WHAT YOU ARE ASKED TO DO :: Rewrite all the entries below as a single JSON list of strings, with one string for each line and blank lines left out.

Layout annotation records
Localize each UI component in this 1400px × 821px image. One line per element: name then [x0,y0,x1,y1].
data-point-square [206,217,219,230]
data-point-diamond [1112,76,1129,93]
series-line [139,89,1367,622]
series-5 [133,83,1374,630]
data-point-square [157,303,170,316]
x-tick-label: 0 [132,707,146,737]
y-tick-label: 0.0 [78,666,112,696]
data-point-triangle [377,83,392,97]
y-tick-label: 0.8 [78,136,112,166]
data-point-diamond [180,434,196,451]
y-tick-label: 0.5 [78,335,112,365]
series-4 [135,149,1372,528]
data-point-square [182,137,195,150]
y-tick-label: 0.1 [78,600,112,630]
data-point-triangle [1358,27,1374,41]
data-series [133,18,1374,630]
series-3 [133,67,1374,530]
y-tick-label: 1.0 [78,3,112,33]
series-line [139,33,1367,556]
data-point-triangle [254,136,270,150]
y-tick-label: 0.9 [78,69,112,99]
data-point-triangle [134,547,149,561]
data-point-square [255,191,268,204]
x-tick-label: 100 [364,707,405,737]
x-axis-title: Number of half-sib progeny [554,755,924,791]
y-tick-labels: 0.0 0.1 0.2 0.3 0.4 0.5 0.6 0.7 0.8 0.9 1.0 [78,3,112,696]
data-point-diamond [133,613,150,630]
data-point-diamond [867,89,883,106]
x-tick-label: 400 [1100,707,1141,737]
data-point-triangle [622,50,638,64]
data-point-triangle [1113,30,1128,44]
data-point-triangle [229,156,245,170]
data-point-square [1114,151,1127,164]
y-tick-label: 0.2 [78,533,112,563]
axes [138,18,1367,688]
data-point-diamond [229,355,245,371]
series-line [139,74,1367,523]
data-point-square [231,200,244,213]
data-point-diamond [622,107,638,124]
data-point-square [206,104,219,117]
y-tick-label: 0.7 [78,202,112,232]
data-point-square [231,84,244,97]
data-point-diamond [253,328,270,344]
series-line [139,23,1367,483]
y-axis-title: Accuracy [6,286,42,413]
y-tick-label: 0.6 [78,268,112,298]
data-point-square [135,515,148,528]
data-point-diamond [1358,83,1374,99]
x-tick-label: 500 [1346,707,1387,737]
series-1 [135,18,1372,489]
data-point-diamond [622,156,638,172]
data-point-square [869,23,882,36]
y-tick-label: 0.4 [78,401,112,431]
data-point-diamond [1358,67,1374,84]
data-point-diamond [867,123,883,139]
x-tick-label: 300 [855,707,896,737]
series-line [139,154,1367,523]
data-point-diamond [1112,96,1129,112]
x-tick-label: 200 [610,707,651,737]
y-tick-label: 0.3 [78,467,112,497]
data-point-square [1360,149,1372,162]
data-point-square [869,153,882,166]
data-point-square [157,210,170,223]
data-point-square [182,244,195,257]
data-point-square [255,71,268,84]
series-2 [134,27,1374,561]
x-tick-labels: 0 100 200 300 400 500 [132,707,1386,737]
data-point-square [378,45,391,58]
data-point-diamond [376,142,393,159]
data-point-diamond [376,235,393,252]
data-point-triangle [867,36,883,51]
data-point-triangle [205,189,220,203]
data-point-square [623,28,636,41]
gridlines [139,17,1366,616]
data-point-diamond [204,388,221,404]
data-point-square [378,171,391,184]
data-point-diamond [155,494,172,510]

IN RESPONSE ::
[
  "Localize each UI component in this 1400px × 821px image. One line per element: name then [x0,y0,x1,y1].",
  "data-point-square [206,217,219,230]",
  "data-point-diamond [1112,76,1129,93]",
  "series-line [139,89,1367,622]",
  "series-5 [133,83,1374,630]",
  "data-point-square [157,303,170,316]",
  "x-tick-label: 0 [132,707,146,737]",
  "y-tick-label: 0.0 [78,666,112,696]",
  "data-point-triangle [377,83,392,97]",
  "y-tick-label: 0.8 [78,136,112,166]",
  "data-point-diamond [180,434,196,451]",
  "y-tick-label: 0.5 [78,335,112,365]",
  "series-4 [135,149,1372,528]",
  "data-point-square [182,137,195,150]",
  "y-tick-label: 0.1 [78,600,112,630]",
  "data-point-triangle [1358,27,1374,41]",
  "data-series [133,18,1374,630]",
  "series-3 [133,67,1374,530]",
  "y-tick-label: 1.0 [78,3,112,33]",
  "series-line [139,33,1367,556]",
  "data-point-triangle [254,136,270,150]",
  "y-tick-label: 0.9 [78,69,112,99]",
  "data-point-triangle [134,547,149,561]",
  "data-point-square [255,191,268,204]",
  "x-tick-label: 100 [364,707,405,737]",
  "x-axis-title: Number of half-sib progeny [554,755,924,791]",
  "y-tick-labels: 0.0 0.1 0.2 0.3 0.4 0.5 0.6 0.7 0.8 0.9 1.0 [78,3,112,696]",
  "data-point-diamond [133,613,150,630]",
  "data-point-diamond [867,89,883,106]",
  "x-tick-label: 400 [1100,707,1141,737]",
  "data-point-triangle [622,50,638,64]",
  "data-point-triangle [1113,30,1128,44]",
  "data-point-triangle [229,156,245,170]",
  "data-point-square [1114,151,1127,164]",
  "y-tick-label: 0.2 [78,533,112,563]",
  "axes [138,18,1367,688]",
  "data-point-diamond [229,355,245,371]",
  "series-line [139,74,1367,523]",
  "data-point-square [231,200,244,213]",
  "data-point-diamond [622,107,638,124]",
  "data-point-square [206,104,219,117]",
  "y-tick-label: 0.7 [78,202,112,232]",
  "data-point-square [231,84,244,97]",
  "data-point-diamond [253,328,270,344]",
  "series-line [139,23,1367,483]",
  "y-axis-title: Accuracy [6,286,42,413]",
  "y-tick-label: 0.6 [78,268,112,298]",
  "data-point-square [135,515,148,528]",
  "data-point-diamond [1358,83,1374,99]",
  "x-tick-label: 500 [1346,707,1387,737]",
  "series-1 [135,18,1372,489]",
  "data-point-diamond [622,156,638,172]",
  "data-point-square [869,23,882,36]",
  "y-tick-label: 0.4 [78,401,112,431]",
  "data-point-diamond [1358,67,1374,84]",
  "data-point-diamond [867,123,883,139]",
  "x-tick-label: 300 [855,707,896,737]",
  "series-line [139,154,1367,523]",
  "data-point-diamond [1112,96,1129,112]",
  "x-tick-label: 200 [610,707,651,737]",
  "y-tick-label: 0.3 [78,467,112,497]",
  "data-point-square [1360,149,1372,162]",
  "data-point-square [869,153,882,166]",
  "data-point-square [157,210,170,223]",
  "data-point-square [182,244,195,257]",
  "data-point-square [255,71,268,84]",
  "series-2 [134,27,1374,561]",
  "x-tick-labels: 0 100 200 300 400 500 [132,707,1386,737]",
  "data-point-square [378,45,391,58]",
  "data-point-diamond [376,142,393,159]",
  "data-point-diamond [376,235,393,252]",
  "data-point-triangle [867,36,883,51]",
  "data-point-triangle [205,189,220,203]",
  "data-point-square [623,28,636,41]",
  "gridlines [139,17,1366,616]",
  "data-point-diamond [204,388,221,404]",
  "data-point-square [378,171,391,184]",
  "data-point-diamond [155,494,172,510]"
]